What you will do ▸ Copy out all the records, word for word.

* Begin Data for the task *

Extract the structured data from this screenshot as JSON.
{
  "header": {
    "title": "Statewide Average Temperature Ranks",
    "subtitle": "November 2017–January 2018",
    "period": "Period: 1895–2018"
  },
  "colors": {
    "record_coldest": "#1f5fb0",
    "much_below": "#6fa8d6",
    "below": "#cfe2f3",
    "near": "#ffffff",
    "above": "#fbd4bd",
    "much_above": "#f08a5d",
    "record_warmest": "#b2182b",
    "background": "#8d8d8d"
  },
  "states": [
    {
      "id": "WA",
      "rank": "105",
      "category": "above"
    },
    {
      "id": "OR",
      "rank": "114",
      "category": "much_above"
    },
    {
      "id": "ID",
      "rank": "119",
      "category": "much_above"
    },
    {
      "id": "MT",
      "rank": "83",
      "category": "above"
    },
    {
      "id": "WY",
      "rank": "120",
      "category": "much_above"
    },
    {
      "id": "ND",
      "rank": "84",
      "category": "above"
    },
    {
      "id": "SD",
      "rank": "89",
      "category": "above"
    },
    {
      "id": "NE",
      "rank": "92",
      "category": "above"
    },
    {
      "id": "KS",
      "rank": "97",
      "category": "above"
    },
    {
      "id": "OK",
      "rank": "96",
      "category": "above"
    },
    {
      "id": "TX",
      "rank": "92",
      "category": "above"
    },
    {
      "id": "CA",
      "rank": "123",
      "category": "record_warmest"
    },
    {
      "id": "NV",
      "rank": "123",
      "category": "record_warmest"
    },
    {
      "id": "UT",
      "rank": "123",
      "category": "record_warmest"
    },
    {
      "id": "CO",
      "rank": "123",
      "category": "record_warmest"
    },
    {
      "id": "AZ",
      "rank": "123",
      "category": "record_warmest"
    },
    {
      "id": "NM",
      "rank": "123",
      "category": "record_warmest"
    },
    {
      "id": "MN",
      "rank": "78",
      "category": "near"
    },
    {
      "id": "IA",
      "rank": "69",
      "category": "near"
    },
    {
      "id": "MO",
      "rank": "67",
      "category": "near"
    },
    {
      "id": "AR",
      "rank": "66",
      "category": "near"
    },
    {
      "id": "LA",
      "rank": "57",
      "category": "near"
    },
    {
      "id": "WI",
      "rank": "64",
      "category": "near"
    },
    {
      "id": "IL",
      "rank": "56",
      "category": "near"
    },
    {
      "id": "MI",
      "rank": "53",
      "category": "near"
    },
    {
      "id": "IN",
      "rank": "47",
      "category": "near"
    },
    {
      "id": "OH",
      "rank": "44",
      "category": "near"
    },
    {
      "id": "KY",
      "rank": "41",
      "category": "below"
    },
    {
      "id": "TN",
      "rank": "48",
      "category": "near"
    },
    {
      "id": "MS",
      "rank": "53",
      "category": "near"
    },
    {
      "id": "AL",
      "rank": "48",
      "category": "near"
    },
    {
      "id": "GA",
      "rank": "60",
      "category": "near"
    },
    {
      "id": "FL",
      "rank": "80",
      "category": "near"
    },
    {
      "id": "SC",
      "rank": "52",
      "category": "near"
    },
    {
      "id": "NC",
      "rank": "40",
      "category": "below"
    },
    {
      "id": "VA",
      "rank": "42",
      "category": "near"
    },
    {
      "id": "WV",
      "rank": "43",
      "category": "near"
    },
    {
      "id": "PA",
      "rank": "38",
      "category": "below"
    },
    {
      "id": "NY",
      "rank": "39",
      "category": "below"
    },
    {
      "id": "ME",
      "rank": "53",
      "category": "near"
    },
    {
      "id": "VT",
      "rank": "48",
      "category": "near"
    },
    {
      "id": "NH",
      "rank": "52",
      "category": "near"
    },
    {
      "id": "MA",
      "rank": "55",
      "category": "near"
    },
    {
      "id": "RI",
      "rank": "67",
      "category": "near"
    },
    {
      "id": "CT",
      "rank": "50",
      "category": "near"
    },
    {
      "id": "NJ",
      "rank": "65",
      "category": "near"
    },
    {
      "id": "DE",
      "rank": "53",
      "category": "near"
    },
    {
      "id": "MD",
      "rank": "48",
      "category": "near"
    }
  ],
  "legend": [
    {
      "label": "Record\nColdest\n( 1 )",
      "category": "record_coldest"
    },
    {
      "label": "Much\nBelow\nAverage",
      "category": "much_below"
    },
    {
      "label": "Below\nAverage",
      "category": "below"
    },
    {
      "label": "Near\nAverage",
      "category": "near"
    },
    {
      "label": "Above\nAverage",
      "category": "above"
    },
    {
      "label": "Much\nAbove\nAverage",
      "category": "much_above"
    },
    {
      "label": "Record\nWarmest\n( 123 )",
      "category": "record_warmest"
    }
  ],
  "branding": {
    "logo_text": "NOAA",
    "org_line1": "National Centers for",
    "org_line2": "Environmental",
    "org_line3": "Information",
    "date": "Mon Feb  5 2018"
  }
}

* End Data for the task *

Complete output ▸
Extract the structured data from this screenshot as JSON.
{
  "header": {
    "title": "Statewide Average Temperature Ranks",
    "subtitle": "November 2017–January 2018",
    "period": "Period: 1895–2018"
  },
  "colors": {
    "record_coldest": "#1f5fb0",
    "much_below": "#6fa8d6",
    "below": "#cfe2f3",
    "near": "#ffffff",
    "above": "#fbd4bd",
    "much_above": "#f08a5d",
    "record_warmest": "#b2182b",
    "background": "#8d8d8d"
  },
  "states": [
    {
      "id": "WA",
      "rank": "105",
      "category": "above"
    },
    {
      "id": "OR",
      "rank": "114",
      "category": "much_above"
    },
    {
      "id": "ID",
      "rank": "119",
      "category": "much_above"
    },
    {
      "id": "MT",
      "rank": "83",
      "category": "above"
    },
    {
      "id": "WY",
      "rank": "120",
      "category": "much_above"
    },
    {
      "id": "ND",
      "rank": "84",
      "category": "above"
    },
    {
      "id": "SD",
      "rank": "89",
      "category": "above"
    },
    {
      "id": "NE",
      "rank": "92",
      "category": "above"
    },
    {
      "id": "KS",
      "rank": "97",
      "category": "above"
    },
    {
      "id": "OK",
      "rank": "96",
      "category": "above"
    },
    {
      "id": "TX",
      "rank": "92",
      "category": "above"
    },
    {
      "id": "CA",
      "rank": "123",
      "category": "record_warmest"
    },
    {
      "id": "NV",
      "rank": "123",
      "category": "record_warmest"
    },
    {
      "id": "UT",
      "rank": "123",
      "category": "record_warmest"
    },
    {
      "id": "CO",
      "rank": "123",
      "category": "record_warmest"
    },
    {
      "id": "AZ",
      "rank": "123",
      "category": "record_warmest"
    },
    {
      "id": "NM",
      "rank": "123",
      "category": "record_warmest"
    },
    {
      "id": "MN",
      "rank": "78",
      "category": "near"
    },
    {
      "id": "IA",
      "rank": "69",
      "category": "near"
    },
    {
      "id": "MO",
      "rank": "67",
      "category": "near"
    },
    {
      "id": "AR",
      "rank": "66",
      "category": "near"
    },
    {
      "id": "LA",
      "rank": "57",
      "category": "near"
    },
    {
      "id": "WI",
      "rank": "64",
      "category": "near"
    },
    {
      "id": "IL",
      "rank": "56",
      "category": "near"
    },
    {
      "id": "MI",
      "rank": "53",
      "category": "near"
    },
    {
      "id": "IN",
      "rank": "47",
      "category": "near"
    },
    {
      "id": "OH",
      "rank": "44",
      "category": "near"
    },
    {
      "id": "KY",
      "rank": "41",
      "category": "below"
    },
    {
      "id": "TN",
      "rank": "48",
      "category": "near"
    },
    {
      "id": "MS",
      "rank": "53",
      "category": "near"
    },
    {
      "id": "AL",
      "rank": "48",
      "category": "near"
    },
    {
      "id": "GA",
      "rank": "60",
      "category": "near"
    },
    {
      "id": "FL",
      "rank": "80",
      "category": "near"
    },
    {
      "id": "SC",
      "rank": "52",
      "category": "near"
    },
    {
      "id": "NC",
      "rank": "40",
      "category": "below"
    },
    {
      "id": "VA",
      "rank": "42",
      "category": "near"
    },
    {
      "id": "WV",
      "rank": "43",
      "category": "near"
    },
    {
      "id": "PA",
      "rank": "38",
      "category": "below"
    },
    {
      "id": "NY",
      "rank": "39",
      "category": "below"
    },
    {
      "id": "ME",
      "rank": "53",
      "category": "near"
    },
    {
      "id": "VT",
      "rank": "48",
      "category": "near"
    },
    {
      "id": "NH",
      "rank": "52",
      "category": "near"
    },
    {
      "id": "MA",
      "rank": "55",
      "category": "near"
    },
    {
      "id": "RI",
      "rank": "67",
      "category": "near"
    },
    {
      "id": "CT",
      "rank": "50",
      "category": "near"
    },
    {
      "id": "NJ",
      "rank": "65",
      "category": "near"
    },
    {
      "id": "DE",
      "rank": "53",
      "category": "near"
    },
    {
      "id": "MD",
      "rank": "48",
      "category": "near"
    }
  ],
  "legend": [
    {
      "label": "Record\nColdest\n( 1 )",
      "category": "record_coldest"
    },
    {
      "label": "Much\nBelow\nAverage",
      "category": "much_below"
    },
    {
      "label": "Below\nAverage",
      "category": "below"
    },
    {
      "label": "Near\nAverage",
      "category": "near"
    },
    {
      "label": "Above\nAverage",
      "category": "above"
    },
    {
      "label": "Much\nAbove\nAverage",
      "category": "much_above"
    },
    {
      "label": "Record\nWarmest\n( 123 )",
      "category": "record_warmest"
    }
  ],
  "branding": {
    "logo_text": "NOAA",
    "org_line1": "National Centers for",
    "org_line2": "Environmental",
    "org_line3": "Information",
    "date": "Mon Feb  5 2018"
  }
}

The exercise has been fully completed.